• _Your task_:
Here are some records. Copy each one exactly.

Records from a data source
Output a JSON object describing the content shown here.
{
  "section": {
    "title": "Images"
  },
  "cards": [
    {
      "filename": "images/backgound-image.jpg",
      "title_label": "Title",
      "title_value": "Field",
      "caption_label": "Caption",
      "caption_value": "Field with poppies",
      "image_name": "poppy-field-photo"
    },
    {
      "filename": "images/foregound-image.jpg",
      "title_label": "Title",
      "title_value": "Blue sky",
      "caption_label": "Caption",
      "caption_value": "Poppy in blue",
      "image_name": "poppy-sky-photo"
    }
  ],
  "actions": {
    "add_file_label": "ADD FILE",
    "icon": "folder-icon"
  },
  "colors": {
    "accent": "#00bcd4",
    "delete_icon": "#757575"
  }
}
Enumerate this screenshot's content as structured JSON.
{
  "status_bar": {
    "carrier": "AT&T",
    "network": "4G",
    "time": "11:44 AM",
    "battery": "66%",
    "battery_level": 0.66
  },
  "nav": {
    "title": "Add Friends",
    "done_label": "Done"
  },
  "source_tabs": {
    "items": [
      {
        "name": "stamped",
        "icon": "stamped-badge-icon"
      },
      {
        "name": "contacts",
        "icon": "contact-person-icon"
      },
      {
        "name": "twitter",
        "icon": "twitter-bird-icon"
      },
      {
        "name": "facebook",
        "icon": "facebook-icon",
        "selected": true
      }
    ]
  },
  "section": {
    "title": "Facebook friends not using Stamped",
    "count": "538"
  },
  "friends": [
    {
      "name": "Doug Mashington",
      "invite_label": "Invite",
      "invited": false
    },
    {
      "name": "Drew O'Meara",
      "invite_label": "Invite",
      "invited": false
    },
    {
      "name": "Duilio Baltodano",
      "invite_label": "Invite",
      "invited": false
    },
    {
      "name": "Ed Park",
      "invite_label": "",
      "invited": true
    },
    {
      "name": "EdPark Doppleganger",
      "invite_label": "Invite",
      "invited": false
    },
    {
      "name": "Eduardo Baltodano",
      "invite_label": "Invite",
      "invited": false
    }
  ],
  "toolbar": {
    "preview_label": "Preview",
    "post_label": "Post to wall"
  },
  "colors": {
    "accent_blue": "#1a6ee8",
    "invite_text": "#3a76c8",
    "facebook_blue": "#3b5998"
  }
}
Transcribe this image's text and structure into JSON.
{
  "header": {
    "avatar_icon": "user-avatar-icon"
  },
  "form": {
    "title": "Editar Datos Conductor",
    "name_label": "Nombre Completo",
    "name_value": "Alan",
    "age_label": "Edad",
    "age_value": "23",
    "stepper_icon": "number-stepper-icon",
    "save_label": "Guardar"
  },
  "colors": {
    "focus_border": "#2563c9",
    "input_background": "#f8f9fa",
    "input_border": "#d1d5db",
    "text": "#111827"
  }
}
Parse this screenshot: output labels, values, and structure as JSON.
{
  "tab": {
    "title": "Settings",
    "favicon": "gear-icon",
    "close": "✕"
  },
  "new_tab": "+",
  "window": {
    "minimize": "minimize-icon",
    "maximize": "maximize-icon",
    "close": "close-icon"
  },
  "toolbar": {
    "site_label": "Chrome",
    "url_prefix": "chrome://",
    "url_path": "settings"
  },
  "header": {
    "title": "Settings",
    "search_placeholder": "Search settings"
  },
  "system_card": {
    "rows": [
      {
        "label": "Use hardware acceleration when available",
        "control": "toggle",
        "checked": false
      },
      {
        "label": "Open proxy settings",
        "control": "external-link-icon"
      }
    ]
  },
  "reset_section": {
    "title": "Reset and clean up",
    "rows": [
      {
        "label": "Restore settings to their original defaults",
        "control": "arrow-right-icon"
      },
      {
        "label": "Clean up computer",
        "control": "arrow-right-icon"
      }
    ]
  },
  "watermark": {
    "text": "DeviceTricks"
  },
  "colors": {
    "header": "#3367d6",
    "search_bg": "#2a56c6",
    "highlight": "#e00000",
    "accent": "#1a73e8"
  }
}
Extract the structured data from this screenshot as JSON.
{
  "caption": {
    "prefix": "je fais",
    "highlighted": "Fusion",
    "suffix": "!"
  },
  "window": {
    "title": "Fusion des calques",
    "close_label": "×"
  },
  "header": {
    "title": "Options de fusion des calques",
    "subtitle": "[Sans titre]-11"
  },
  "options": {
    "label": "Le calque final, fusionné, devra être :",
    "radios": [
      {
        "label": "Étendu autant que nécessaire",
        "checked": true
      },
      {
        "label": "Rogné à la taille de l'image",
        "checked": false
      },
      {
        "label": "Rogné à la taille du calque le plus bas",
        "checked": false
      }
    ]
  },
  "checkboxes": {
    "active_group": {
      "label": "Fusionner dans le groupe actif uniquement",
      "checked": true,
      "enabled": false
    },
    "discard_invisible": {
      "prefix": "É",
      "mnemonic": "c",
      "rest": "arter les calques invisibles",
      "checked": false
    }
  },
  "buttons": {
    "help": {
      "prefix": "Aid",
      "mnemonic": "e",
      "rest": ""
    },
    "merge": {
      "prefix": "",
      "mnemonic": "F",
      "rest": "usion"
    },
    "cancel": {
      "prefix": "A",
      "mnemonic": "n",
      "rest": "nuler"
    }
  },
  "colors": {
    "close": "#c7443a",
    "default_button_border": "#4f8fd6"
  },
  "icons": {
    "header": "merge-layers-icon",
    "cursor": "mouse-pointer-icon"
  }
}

• _Exercise solution_:
Output a JSON object describing the content shown here.
{
  "section": {
    "title": "Images"
  },
  "cards": [
    {
      "filename": "images/backgound-image.jpg",
      "title_label": "Title",
      "title_value": "Field",
      "caption_label": "Caption",
      "caption_value": "Field with poppies",
      "image_name": "poppy-field-photo"
    },
    {
      "filename": "images/foregound-image.jpg",
      "title_label": "Title",
      "title_value": "Blue sky",
      "caption_label": "Caption",
      "caption_value": "Poppy in blue",
      "image_name": "poppy-sky-photo"
    }
  ],
  "actions": {
    "add_file_label": "ADD FILE",
    "icon": "folder-icon"
  },
  "colors": {
    "accent": "#00bcd4",
    "delete_icon": "#757575"
  }
}
Enumerate this screenshot's content as structured JSON.
{
  "status_bar": {
    "carrier": "AT&T",
    "network": "4G",
    "time": "11:44 AM",
    "battery": "66%",
    "battery_level": 0.66
  },
  "nav": {
    "title": "Add Friends",
    "done_label": "Done"
  },
  "source_tabs": {
    "items": [
      {
        "name": "stamped",
        "icon": "stamped-badge-icon"
      },
      {
        "name": "contacts",
        "icon": "contact-person-icon"
      },
      {
        "name": "twitter",
        "icon": "twitter-bird-icon"
      },
      {
        "name": "facebook",
        "icon": "facebook-icon",
        "selected": true
      }
    ]
  },
  "section": {
    "title": "Facebook friends not using Stamped",
    "count": "538"
  },
  "friends": [
    {
      "name": "Doug Mashington",
      "invite_label": "Invite",
      "invited": false
    },
    {
      "name": "Drew O'Meara",
      "invite_label": "Invite",
      "invited": false
    },
    {
      "name": "Duilio Baltodano",
      "invite_label": "Invite",
      "invited": false
    },
    {
      "name": "Ed Park",
      "invite_label": "",
      "invited": true
    },
    {
      "name": "EdPark Doppleganger",
      "invite_label": "Invite",
      "invited": false
    },
    {
      "name": "Eduardo Baltodano",
      "invite_label": "Invite",
      "invited": false
    }
  ],
  "toolbar": {
    "preview_label": "Preview",
    "post_label": "Post to wall"
  },
  "colors": {
    "accent_blue": "#1a6ee8",
    "invite_text": "#3a76c8",
    "facebook_blue": "#3b5998"
  }
}
Transcribe this image's text and structure into JSON.
{
  "header": {
    "avatar_icon": "user-avatar-icon"
  },
  "form": {
    "title": "Editar Datos Conductor",
    "name_label": "Nombre Completo",
    "name_value": "Alan",
    "age_label": "Edad",
    "age_value": "23",
    "stepper_icon": "number-stepper-icon",
    "save_label": "Guardar"
  },
  "colors": {
    "focus_border": "#2563c9",
    "input_background": "#f8f9fa",
    "input_border": "#d1d5db",
    "text": "#111827"
  }
}
Parse this screenshot: output labels, values, and structure as JSON.
{
  "tab": {
    "title": "Settings",
    "favicon": "gear-icon",
    "close": "✕"
  },
  "new_tab": "+",
  "window": {
    "minimize": "minimize-icon",
    "maximize": "maximize-icon",
    "close": "close-icon"
  },
  "toolbar": {
    "site_label": "Chrome",
    "url_prefix": "chrome://",
    "url_path": "settings"
  },
  "header": {
    "title": "Settings",
    "search_placeholder": "Search settings"
  },
  "system_card": {
    "rows": [
      {
        "label": "Use hardware acceleration when available",
        "control": "toggle",
        "checked": false
      },
      {
        "label": "Open proxy settings",
        "control": "external-link-icon"
      }
    ]
  },
  "reset_section": {
    "title": "Reset and clean up",
    "rows": [
      {
        "label": "Restore settings to their original defaults",
        "control": "arrow-right-icon"
      },
      {
        "label": "Clean up computer",
        "control": "arrow-right-icon"
      }
    ]
  },
  "watermark": {
    "text": "DeviceTricks"
  },
  "colors": {
    "header": "#3367d6",
    "search_bg": "#2a56c6",
    "highlight": "#e00000",
    "accent": "#1a73e8"
  }
}
Extract the structured data from this screenshot as JSON.
{
  "caption": {
    "prefix": "je fais",
    "highlighted": "Fusion",
    "suffix": "!"
  },
  "window": {
    "title": "Fusion des calques",
    "close_label": "×"
  },
  "header": {
    "title": "Options de fusion des calques",
    "subtitle": "[Sans titre]-11"
  },
  "options": {
    "label": "Le calque final, fusionné, devra être :",
    "radios": [
      {
        "label": "Étendu autant que nécessaire",
        "checked": true
      },
      {
        "label": "Rogné à la taille de l'image",
        "checked": false
      },
      {
        "label": "Rogné à la taille du calque le plus bas",
        "checked": false
      }
    ]
  },
  "checkboxes": {
    "active_group": {
      "label": "Fusionner dans le groupe actif uniquement",
      "checked": true,
      "enabled": false
    },
    "discard_invisible": {
      "prefix": "É",
      "mnemonic": "c",
      "rest": "arter les calques invisibles",
      "checked": false
    }
  },
  "buttons": {
    "help": {
      "prefix": "Aid",
      "mnemonic": "e",
      "rest": ""
    },
    "merge": {
      "prefix": "",
      "mnemonic": "F",
      "rest": "usion"
    },
    "cancel": {
      "prefix": "A",
      "mnemonic": "n",
      "rest": "nuler"
    }
  },
  "colors": {
    "close": "#c7443a",
    "default_button_border": "#4f8fd6"
  },
  "icons": {
    "header": "merge-layers-icon",
    "cursor": "mouse-pointer-icon"
  }
}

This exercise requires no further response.